Problem details - Your answer should be one number: how many lines of the records hold the string "Dátum".

[Rows from a dataset]
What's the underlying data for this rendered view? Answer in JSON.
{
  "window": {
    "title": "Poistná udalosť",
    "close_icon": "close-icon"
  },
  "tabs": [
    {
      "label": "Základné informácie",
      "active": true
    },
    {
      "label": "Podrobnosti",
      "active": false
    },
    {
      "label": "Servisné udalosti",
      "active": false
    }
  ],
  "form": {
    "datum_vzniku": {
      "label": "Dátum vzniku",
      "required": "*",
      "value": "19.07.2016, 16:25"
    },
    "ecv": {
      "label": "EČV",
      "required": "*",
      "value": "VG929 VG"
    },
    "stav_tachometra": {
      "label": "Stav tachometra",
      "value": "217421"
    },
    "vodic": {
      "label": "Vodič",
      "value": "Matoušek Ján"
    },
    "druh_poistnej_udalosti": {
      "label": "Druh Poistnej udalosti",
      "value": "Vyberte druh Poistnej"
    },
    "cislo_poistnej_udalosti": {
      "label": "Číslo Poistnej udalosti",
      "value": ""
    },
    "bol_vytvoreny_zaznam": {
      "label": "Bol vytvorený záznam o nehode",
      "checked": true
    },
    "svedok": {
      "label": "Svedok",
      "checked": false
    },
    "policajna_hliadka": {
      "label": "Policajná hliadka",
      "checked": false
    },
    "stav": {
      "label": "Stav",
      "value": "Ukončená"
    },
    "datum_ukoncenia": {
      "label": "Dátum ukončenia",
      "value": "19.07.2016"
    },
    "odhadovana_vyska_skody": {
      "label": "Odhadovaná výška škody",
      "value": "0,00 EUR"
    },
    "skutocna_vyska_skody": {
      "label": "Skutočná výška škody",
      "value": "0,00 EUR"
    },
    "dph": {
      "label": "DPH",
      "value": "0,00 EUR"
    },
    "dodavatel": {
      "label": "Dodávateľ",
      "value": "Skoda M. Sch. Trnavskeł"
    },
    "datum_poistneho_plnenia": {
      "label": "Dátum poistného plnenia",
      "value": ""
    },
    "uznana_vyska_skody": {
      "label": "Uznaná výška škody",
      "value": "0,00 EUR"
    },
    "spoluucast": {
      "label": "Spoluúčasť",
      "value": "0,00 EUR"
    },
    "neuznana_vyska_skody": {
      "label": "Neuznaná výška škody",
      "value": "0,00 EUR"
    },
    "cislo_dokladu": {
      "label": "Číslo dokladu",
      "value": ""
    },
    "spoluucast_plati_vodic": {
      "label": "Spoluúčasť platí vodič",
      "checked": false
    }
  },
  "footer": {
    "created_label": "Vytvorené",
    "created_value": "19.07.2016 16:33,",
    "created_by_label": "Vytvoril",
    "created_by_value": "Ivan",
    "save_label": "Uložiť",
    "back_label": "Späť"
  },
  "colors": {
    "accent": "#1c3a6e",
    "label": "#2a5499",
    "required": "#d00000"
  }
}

Answer to this exercise - 3